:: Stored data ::
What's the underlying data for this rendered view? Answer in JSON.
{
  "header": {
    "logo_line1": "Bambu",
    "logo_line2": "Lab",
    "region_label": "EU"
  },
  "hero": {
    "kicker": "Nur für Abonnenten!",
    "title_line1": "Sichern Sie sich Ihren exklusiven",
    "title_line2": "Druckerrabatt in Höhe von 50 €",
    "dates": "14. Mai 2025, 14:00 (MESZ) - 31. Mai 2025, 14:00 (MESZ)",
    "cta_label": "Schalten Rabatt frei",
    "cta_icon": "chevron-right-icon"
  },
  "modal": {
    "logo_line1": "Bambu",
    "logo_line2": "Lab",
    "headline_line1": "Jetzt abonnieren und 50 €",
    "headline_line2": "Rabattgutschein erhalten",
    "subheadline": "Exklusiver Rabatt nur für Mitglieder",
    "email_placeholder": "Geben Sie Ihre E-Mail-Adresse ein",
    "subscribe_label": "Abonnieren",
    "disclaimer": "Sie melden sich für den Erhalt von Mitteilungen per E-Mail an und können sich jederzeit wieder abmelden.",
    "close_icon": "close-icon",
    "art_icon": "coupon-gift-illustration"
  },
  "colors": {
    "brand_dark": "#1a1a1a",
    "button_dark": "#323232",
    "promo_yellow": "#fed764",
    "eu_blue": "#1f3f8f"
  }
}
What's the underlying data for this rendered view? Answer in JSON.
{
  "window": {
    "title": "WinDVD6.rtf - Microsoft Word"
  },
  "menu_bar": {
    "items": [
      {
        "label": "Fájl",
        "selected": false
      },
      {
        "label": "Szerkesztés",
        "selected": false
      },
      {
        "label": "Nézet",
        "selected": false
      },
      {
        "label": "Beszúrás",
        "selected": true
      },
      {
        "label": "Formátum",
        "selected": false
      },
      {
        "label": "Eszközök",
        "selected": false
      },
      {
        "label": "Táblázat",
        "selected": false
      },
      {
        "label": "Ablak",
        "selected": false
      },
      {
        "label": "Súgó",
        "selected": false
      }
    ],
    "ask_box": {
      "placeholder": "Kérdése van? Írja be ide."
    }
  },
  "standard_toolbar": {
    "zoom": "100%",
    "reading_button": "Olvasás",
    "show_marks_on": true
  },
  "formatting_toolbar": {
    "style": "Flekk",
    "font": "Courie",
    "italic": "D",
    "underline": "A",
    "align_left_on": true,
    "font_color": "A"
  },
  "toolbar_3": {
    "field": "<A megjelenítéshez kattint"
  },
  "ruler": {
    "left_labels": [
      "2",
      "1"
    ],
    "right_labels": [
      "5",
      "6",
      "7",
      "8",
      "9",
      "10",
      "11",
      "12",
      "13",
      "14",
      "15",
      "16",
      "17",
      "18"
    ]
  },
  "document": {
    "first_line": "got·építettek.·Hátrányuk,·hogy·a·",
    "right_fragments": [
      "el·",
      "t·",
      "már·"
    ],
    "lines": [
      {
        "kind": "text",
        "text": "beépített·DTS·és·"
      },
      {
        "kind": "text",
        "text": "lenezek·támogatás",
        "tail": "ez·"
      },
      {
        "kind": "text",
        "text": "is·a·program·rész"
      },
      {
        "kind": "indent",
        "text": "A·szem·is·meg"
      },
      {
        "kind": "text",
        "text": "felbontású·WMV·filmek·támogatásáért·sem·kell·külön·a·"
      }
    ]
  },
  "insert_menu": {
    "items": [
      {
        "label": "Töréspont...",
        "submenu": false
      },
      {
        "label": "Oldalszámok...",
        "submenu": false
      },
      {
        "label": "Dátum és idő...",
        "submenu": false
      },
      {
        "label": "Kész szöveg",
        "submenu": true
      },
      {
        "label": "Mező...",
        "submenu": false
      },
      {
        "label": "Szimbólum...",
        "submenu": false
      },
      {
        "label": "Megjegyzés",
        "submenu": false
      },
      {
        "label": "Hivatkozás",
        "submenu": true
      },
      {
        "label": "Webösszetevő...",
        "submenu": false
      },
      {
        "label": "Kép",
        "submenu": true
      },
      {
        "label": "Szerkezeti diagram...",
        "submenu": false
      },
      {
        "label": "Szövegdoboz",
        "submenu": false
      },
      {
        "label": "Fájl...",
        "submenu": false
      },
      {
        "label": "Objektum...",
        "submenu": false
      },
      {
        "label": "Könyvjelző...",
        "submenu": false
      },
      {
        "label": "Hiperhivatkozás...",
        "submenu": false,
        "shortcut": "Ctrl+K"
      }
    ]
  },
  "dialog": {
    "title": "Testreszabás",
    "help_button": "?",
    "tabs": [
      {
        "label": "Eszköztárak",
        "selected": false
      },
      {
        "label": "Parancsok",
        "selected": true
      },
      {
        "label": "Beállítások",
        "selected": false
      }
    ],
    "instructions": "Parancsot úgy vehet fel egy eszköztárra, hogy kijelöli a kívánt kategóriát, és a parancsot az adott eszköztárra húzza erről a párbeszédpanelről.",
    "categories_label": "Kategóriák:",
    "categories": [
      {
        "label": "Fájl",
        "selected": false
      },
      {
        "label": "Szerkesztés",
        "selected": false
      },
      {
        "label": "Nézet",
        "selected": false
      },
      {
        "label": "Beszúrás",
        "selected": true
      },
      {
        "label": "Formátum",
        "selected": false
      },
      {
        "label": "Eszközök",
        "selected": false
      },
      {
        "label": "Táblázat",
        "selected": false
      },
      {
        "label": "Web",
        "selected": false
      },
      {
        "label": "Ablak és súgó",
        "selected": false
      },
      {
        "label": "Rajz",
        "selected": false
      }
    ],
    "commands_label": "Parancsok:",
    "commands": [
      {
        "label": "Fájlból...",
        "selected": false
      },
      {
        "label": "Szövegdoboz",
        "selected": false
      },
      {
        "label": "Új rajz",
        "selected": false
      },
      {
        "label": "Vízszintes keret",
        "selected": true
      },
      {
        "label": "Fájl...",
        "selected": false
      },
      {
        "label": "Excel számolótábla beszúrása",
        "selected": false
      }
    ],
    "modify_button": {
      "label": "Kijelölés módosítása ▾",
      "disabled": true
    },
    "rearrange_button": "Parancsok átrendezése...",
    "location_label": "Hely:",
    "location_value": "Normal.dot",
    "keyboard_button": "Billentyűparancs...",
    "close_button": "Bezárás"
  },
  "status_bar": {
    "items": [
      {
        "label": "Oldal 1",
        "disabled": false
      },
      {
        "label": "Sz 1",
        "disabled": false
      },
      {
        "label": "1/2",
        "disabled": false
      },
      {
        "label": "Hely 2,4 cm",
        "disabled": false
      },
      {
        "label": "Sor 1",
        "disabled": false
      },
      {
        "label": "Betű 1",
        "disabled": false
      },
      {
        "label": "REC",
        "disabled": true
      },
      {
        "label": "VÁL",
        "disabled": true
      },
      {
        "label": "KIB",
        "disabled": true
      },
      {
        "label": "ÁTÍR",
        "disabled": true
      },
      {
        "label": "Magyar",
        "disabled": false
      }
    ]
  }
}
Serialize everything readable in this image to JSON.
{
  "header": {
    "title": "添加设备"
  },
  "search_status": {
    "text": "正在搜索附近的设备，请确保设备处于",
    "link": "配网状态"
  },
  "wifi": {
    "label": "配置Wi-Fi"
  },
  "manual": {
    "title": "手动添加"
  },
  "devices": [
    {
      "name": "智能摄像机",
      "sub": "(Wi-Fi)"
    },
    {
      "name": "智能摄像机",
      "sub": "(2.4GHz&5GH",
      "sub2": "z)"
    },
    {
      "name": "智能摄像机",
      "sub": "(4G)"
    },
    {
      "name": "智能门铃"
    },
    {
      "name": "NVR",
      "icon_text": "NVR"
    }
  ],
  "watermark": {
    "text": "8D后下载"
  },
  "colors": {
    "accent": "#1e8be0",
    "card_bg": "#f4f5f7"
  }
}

:: What to do ::
Pull out every line of the entries that includes the word "Mail".

:: Completed exercise ::
    "email_placeholder": "Geben Sie Ihre E-Mail-Adresse ein",
    "disclaimer": "Sie melden sich für den Erhalt von Mitteilungen per E-Mail an und können sich jederzeit wieder abmelden.",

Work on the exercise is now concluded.